● **A run of records**:
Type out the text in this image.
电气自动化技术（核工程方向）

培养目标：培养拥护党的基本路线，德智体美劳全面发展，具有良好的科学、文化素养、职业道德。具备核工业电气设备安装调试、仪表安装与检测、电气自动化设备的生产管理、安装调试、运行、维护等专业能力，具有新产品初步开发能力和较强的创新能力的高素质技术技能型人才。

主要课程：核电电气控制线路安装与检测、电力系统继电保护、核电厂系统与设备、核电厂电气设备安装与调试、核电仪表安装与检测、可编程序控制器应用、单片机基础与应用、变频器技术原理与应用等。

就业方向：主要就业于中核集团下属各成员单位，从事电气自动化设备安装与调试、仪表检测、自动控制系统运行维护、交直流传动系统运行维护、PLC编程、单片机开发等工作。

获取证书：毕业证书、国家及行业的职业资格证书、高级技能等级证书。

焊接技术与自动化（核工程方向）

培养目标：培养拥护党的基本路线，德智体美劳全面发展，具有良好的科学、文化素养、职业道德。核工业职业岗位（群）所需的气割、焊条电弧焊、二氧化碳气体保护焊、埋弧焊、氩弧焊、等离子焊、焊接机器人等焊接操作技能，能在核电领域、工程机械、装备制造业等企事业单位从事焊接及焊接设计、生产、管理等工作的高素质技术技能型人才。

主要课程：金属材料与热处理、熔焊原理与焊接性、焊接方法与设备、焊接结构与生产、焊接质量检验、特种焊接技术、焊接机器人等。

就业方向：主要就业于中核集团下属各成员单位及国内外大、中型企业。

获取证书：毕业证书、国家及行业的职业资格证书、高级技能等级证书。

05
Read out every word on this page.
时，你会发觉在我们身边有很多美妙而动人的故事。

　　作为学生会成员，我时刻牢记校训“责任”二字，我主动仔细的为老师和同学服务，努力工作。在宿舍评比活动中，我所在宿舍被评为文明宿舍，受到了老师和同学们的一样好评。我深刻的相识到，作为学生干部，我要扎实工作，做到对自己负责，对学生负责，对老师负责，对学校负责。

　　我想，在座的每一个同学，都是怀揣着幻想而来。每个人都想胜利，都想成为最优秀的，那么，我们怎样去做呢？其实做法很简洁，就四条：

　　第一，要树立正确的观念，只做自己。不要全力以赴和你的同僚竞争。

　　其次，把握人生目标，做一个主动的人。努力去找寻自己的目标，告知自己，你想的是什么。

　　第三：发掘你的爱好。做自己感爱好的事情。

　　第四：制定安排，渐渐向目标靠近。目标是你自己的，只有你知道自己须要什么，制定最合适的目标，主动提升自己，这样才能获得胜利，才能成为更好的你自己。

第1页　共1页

● **GIVEN REQUEST**: Using the listing above, pull out all lines that hold the word "培养目标".

● **ANSWER FOR THIS EXERCISE**:
培养目标：培养拥护党的基本路线，德智体美劳全面发展，具有良好的科学、文化素养、职业道德。具备核工业电气设备安装调试、仪表安装与检测、电气自动化设备的生产管理、安装调试、运行、维护等专业能力，具有新产品初步开发能力和较强的创新能力的高素质技术技能型人才。
培养目标：培养拥护党的基本路线，德智体美劳全面发展，具有良好的科学、文化素养、职业道德。核工业职业岗位（群）所需的气割、焊条电弧焊、二氧化碳气体保护焊、埋弧焊、氩弧焊、等离子焊、焊接机器人等焊接操作技能，能在核电领域、工程机械、装备制造业等企事业单位从事焊接及焊接设计、生产、管理等工作的高素质技术技能型人才。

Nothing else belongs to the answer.